* [WHAT YOU WILL DO]: Rewrite the lines below, substituting "annotation" for every "footnote" and changing nothing else.

* [DATASET RECORDS]:
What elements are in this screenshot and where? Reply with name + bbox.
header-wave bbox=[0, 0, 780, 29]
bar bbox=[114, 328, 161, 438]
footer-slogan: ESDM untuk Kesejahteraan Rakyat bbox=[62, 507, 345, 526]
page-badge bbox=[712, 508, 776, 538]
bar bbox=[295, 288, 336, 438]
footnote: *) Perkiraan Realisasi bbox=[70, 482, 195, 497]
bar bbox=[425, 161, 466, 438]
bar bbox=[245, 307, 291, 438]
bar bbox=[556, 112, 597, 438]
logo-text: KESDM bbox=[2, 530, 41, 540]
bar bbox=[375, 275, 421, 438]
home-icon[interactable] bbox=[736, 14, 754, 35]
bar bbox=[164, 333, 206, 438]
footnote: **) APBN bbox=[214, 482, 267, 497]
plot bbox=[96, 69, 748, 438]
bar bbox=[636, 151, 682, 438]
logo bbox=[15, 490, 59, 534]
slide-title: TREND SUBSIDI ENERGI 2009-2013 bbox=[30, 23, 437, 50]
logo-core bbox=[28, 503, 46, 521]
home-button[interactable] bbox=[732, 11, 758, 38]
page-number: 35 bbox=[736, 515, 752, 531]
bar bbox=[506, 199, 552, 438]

* [ANSWER TO THE TASK]:
What elements are in this screenshot and where? Reply with name + bbox.
header-wave bbox=[0, 0, 780, 29]
bar bbox=[114, 328, 161, 438]
footer-slogan: ESDM untuk Kesejahteraan Rakyat bbox=[62, 507, 345, 526]
page-badge bbox=[712, 508, 776, 538]
bar bbox=[295, 288, 336, 438]
annotation: *) Perkiraan Realisasi bbox=[70, 482, 195, 497]
bar bbox=[425, 161, 466, 438]
bar bbox=[245, 307, 291, 438]
bar bbox=[556, 112, 597, 438]
logo-text: KESDM bbox=[2, 530, 41, 540]
bar bbox=[375, 275, 421, 438]
home-icon[interactable] bbox=[736, 14, 754, 35]
bar bbox=[164, 333, 206, 438]
annotation: **) APBN bbox=[214, 482, 267, 497]
plot bbox=[96, 69, 748, 438]
bar bbox=[636, 151, 682, 438]
logo bbox=[15, 490, 59, 534]
slide-title: TREND SUBSIDI ENERGI 2009-2013 bbox=[30, 23, 437, 50]
logo-core bbox=[28, 503, 46, 521]
home-button[interactable] bbox=[732, 11, 758, 38]
page-number: 35 bbox=[736, 515, 752, 531]
bar bbox=[506, 199, 552, 438]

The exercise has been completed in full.